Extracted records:

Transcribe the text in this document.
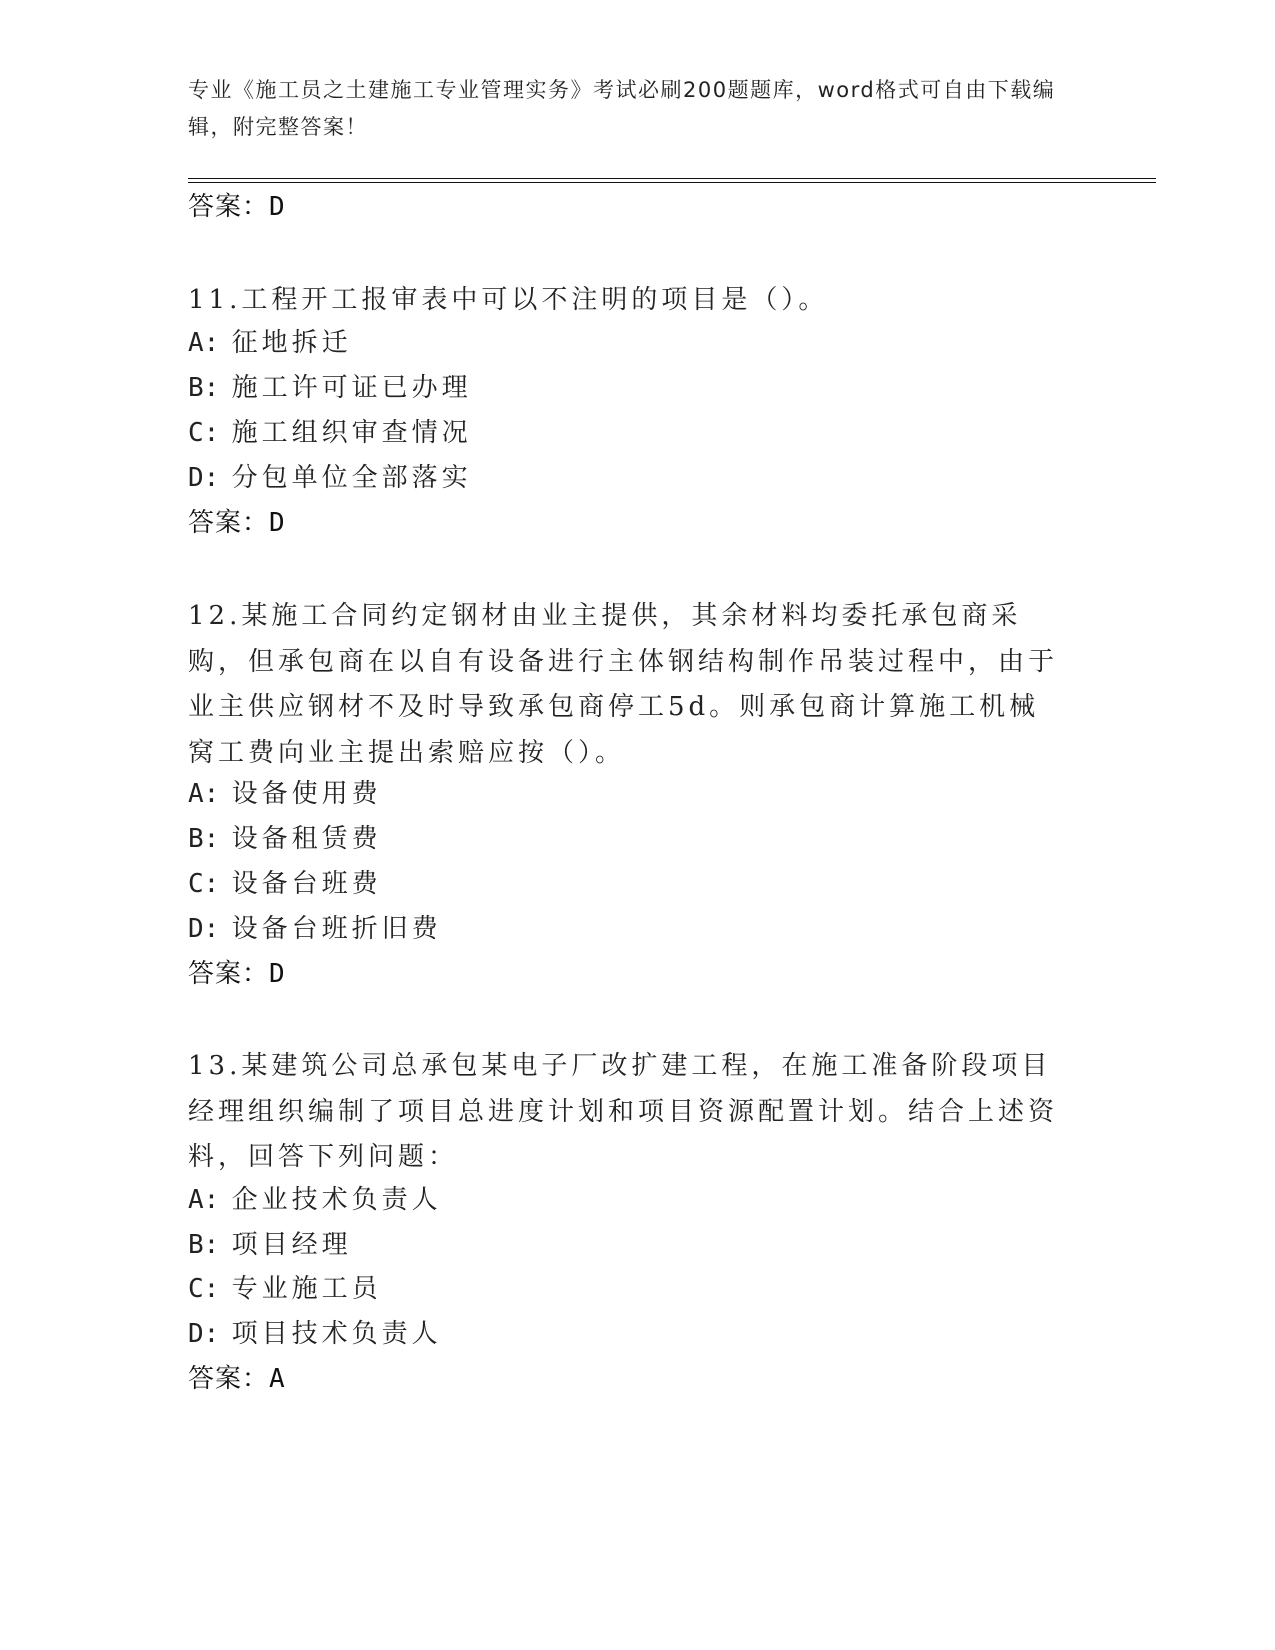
专业《施工员之土建施工专业管理实务》考试必刷200题题库，word格式可自由下载编辑，附完整答案！
答案：D
11.工程开工报审表中可以不注明的项目是（）。
A: 征地拆迁
B: 施工许可证已办理
C: 施工组织审查情况
D: 分包单位全部落实
答案：D
12.某施工合同约定钢材由业主提供，其余材料均委托承包商采购，但承包商在以自有设备进行主体钢结构制作吊装过程中，由于业主供应钢材不及时导致承包商停工5d。则承包商计算施工机械窝工费向业主提出索赔应按（）。
A: 设备使用费
B: 设备租赁费
C: 设备台班费
D: 设备台班折旧费
答案：D
13.某建筑公司总承包某电子厂改扩建工程，在施工准备阶段项目经理组织编制了项目总进度计划和项目资源配置计划。结合上述资料，回答下列问题：
A: 企业技术负责人
B: 项目经理
C: 专业施工员
D: 项目技术负责人
答案：A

Challenge — Reproduce the full listing above verbatim, with no pictures included.

Output for this exercise —
Transcribe the text in this document.
专业《施工员之土建施工专业管理实务》考试必刷200题题库，word格式可自由下载编辑，附完整答案！
答案：D
11.工程开工报审表中可以不注明的项目是（）。
A: 征地拆迁
B: 施工许可证已办理
C: 施工组织审查情况
D: 分包单位全部落实
答案：D
12.某施工合同约定钢材由业主提供，其余材料均委托承包商采购，但承包商在以自有设备进行主体钢结构制作吊装过程中，由于业主供应钢材不及时导致承包商停工5d。则承包商计算施工机械窝工费向业主提出索赔应按（）。
A: 设备使用费
B: 设备租赁费
C: 设备台班费
D: 设备台班折旧费
答案：D
13.某建筑公司总承包某电子厂改扩建工程，在施工准备阶段项目经理组织编制了项目总进度计划和项目资源配置计划。结合上述资料，回答下列问题：
A: 企业技术负责人
B: 项目经理
C: 专业施工员
D: 项目技术负责人
答案：A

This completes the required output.